**What you have to do**
Copy out every line of the records below word for word, keeping each line in its original order.

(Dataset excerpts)
►

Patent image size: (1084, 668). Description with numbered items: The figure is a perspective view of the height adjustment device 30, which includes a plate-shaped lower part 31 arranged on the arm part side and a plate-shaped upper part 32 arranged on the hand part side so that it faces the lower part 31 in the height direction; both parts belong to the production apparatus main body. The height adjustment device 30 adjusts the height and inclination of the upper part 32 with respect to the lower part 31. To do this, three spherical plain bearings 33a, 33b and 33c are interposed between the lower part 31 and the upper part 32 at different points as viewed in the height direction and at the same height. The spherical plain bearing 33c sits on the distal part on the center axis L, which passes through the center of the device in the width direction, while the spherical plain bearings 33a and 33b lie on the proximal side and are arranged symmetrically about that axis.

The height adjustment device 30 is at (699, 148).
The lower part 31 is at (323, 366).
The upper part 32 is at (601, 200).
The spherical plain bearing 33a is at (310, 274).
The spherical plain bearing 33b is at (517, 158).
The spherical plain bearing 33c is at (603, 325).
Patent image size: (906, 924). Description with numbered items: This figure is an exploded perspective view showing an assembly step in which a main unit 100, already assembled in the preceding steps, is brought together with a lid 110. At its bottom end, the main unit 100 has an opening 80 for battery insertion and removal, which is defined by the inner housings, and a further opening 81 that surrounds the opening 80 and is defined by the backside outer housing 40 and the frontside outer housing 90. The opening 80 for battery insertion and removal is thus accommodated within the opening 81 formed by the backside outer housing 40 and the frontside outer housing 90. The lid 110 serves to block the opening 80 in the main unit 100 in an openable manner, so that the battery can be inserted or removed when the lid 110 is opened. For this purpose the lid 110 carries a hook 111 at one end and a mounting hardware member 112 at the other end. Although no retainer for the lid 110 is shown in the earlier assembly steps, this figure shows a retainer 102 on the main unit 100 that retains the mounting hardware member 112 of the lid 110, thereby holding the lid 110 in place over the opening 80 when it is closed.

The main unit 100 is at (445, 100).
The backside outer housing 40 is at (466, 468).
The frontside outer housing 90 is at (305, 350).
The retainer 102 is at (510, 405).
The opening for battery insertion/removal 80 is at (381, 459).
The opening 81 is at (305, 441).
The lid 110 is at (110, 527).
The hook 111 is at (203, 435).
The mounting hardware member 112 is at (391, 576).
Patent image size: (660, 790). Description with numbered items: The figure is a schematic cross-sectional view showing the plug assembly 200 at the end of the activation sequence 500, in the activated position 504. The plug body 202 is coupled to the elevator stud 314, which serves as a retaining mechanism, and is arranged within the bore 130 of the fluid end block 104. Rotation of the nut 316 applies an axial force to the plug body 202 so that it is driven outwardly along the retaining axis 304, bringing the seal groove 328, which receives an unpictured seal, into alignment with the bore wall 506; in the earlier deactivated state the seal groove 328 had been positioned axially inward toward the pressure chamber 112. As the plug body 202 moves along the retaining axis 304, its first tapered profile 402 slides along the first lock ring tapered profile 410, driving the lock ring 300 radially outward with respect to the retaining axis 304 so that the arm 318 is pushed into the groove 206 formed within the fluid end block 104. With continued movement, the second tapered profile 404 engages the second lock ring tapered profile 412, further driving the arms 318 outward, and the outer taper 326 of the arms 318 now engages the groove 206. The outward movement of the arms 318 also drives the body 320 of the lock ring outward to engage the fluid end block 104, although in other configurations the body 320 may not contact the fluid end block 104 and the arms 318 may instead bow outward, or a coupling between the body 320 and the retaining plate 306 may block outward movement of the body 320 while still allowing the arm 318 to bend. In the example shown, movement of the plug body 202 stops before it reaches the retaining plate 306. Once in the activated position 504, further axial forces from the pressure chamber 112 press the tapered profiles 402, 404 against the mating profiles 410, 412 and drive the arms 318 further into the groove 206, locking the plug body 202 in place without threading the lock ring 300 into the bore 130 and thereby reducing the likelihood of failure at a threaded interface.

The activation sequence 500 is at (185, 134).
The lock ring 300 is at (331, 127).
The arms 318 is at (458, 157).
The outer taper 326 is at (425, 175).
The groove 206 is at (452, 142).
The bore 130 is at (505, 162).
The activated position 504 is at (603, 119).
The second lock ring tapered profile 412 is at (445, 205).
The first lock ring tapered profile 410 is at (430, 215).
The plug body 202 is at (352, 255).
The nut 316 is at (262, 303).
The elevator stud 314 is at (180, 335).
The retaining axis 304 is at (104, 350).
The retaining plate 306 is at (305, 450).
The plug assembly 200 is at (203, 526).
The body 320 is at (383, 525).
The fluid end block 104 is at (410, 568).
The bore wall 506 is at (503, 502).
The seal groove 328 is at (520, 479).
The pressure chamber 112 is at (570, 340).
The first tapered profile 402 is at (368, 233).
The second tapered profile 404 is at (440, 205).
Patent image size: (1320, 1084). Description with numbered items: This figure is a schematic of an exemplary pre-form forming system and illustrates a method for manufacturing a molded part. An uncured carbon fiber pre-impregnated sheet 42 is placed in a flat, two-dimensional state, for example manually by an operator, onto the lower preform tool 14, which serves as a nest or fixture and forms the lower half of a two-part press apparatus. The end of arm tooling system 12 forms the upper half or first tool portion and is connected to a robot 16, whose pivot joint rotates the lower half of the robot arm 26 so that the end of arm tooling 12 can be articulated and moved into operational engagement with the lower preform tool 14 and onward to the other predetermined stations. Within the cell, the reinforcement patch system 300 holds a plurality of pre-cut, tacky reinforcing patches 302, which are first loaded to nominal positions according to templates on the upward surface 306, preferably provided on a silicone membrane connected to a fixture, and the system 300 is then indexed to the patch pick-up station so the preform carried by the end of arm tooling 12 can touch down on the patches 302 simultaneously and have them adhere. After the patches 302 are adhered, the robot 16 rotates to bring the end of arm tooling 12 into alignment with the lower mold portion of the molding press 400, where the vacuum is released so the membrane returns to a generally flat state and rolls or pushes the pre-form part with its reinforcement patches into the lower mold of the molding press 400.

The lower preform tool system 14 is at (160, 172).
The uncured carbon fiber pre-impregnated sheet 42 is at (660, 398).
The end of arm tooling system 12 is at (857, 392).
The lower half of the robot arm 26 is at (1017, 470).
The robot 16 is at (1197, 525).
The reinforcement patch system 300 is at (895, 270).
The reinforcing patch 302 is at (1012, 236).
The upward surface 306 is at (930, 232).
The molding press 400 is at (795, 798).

◄

**Output**
Patent image size: (1084, 668). Description with numbered items: The figure is a perspective view of the height adjustment device 30, which includes a plate-shaped lower part 31 arranged on the arm part side and a plate-shaped upper part 32 arranged on the hand part side so that it faces the lower part 31 in the height direction; both parts belong to the production apparatus main body. The height adjustment device 30 adjusts the height and inclination of the upper part 32 with respect to the lower part 31. To do this, three spherical plain bearings 33a, 33b and 33c are interposed between the lower part 31 and the upper part 32 at different points as viewed in the height direction and at the same height. The spherical plain bearing 33c sits on the distal part on the center axis L, which passes through the center of the device in the width direction, while the spherical plain bearings 33a and 33b lie on the proximal side and are arranged symmetrically about that axis.

The height adjustment device 30 is at (699, 148).
The lower part 31 is at (323, 366).
The upper part 32 is at (601, 200).
The spherical plain bearing 33a is at (310, 274).
The spherical plain bearing 33b is at (517, 158).
The spherical plain bearing 33c is at (603, 325).
Patent image size: (906, 924). Description with numbered items: This figure is an exploded perspective view showing an assembly step in which a main unit 100, already assembled in the preceding steps, is brought together with a lid 110. At its bottom end, the main unit 100 has an opening 80 for battery insertion and removal, which is defined by the inner housings, and a further opening 81 that surrounds the opening 80 and is defined by the backside outer housing 40 and the frontside outer housing 90. The opening 80 for battery insertion and removal is thus accommodated within the opening 81 formed by the backside outer housing 40 and the frontside outer housing 90. The lid 110 serves to block the opening 80 in the main unit 100 in an openable manner, so that the battery can be inserted or removed when the lid 110 is opened. For this purpose the lid 110 carries a hook 111 at one end and a mounting hardware member 112 at the other end. Although no retainer for the lid 110 is shown in the earlier assembly steps, this figure shows a retainer 102 on the main unit 100 that retains the mounting hardware member 112 of the lid 110, thereby holding the lid 110 in place over the opening 80 when it is closed.

The main unit 100 is at (445, 100).
The backside outer housing 40 is at (466, 468).
The frontside outer housing 90 is at (305, 350).
The retainer 102 is at (510, 405).
The opening for battery insertion/removal 80 is at (381, 459).
The opening 81 is at (305, 441).
The lid 110 is at (110, 527).
The hook 111 is at (203, 435).
The mounting hardware member 112 is at (391, 576).
Patent image size: (660, 790). Description with numbered items: The figure is a schematic cross-sectional view showing the plug assembly 200 at the end of the activation sequence 500, in the activated position 504. The plug body 202 is coupled to the elevator stud 314, which serves as a retaining mechanism, and is arranged within the bore 130 of the fluid end block 104. Rotation of the nut 316 applies an axial force to the plug body 202 so that it is driven outwardly along the retaining axis 304, bringing the seal groove 328, which receives an unpictured seal, into alignment with the bore wall 506; in the earlier deactivated state the seal groove 328 had been positioned axially inward toward the pressure chamber 112. As the plug body 202 moves along the retaining axis 304, its first tapered profile 402 slides along the first lock ring tapered profile 410, driving the lock ring 300 radially outward with respect to the retaining axis 304 so that the arm 318 is pushed into the groove 206 formed within the fluid end block 104. With continued movement, the second tapered profile 404 engages the second lock ring tapered profile 412, further driving the arms 318 outward, and the outer taper 326 of the arms 318 now engages the groove 206. The outward movement of the arms 318 also drives the body 320 of the lock ring outward to engage the fluid end block 104, although in other configurations the body 320 may not contact the fluid end block 104 and the arms 318 may instead bow outward, or a coupling between the body 320 and the retaining plate 306 may block outward movement of the body 320 while still allowing the arm 318 to bend. In the example shown, movement of the plug body 202 stops before it reaches the retaining plate 306. Once in the activated position 504, further axial forces from the pressure chamber 112 press the tapered profiles 402, 404 against the mating profiles 410, 412 and drive the arms 318 further into the groove 206, locking the plug body 202 in place without threading the lock ring 300 into the bore 130 and thereby reducing the likelihood of failure at a threaded interface.

The activation sequence 500 is at (185, 134).
The lock ring 300 is at (331, 127).
The arms 318 is at (458, 157).
The outer taper 326 is at (425, 175).
The groove 206 is at (452, 142).
The bore 130 is at (505, 162).
The activated position 504 is at (603, 119).
The second lock ring tapered profile 412 is at (445, 205).
The first lock ring tapered profile 410 is at (430, 215).
The plug body 202 is at (352, 255).
The nut 316 is at (262, 303).
The elevator stud 314 is at (180, 335).
The retaining axis 304 is at (104, 350).
The retaining plate 306 is at (305, 450).
The plug assembly 200 is at (203, 526).
The body 320 is at (383, 525).
The fluid end block 104 is at (410, 568).
The bore wall 506 is at (503, 502).
The seal groove 328 is at (520, 479).
The pressure chamber 112 is at (570, 340).
The first tapered profile 402 is at (368, 233).
The second tapered profile 404 is at (440, 205).
Patent image size: (1320, 1084). Description with numbered items: This figure is a schematic of an exemplary pre-form forming system and illustrates a method for manufacturing a molded part. An uncured carbon fiber pre-impregnated sheet 42 is placed in a flat, two-dimensional state, for example manually by an operator, onto the lower preform tool 14, which serves as a nest or fixture and forms the lower half of a two-part press apparatus. The end of arm tooling system 12 forms the upper half or first tool portion and is connected to a robot 16, whose pivot joint rotates the lower half of the robot arm 26 so that the end of arm tooling 12 can be articulated and moved into operational engagement with the lower preform tool 14 and onward to the other predetermined stations. Within the cell, the reinforcement patch system 300 holds a plurality of pre-cut, tacky reinforcing patches 302, which are first loaded to nominal positions according to templates on the upward surface 306, preferably provided on a silicone membrane connected to a fixture, and the system 300 is then indexed to the patch pick-up station so the preform carried by the end of arm tooling 12 can touch down on the patches 302 simultaneously and have them adhere. After the patches 302 are adhered, the robot 16 rotates to bring the end of arm tooling 12 into alignment with the lower mold portion of the molding press 400, where the vacuum is released so the membrane returns to a generally flat state and rolls or pushes the pre-form part with its reinforcement patches into the lower mold of the molding press 400.

The lower preform tool system 14 is at (160, 172).
The uncured carbon fiber pre-impregnated sheet 42 is at (660, 398).
The end of arm tooling system 12 is at (857, 392).
The lower half of the robot arm 26 is at (1017, 470).
The robot 16 is at (1197, 525).
The reinforcement patch system 300 is at (895, 270).
The reinforcing patch 302 is at (1012, 236).
The upward surface 306 is at (930, 232).
The molding press 400 is at (795, 798).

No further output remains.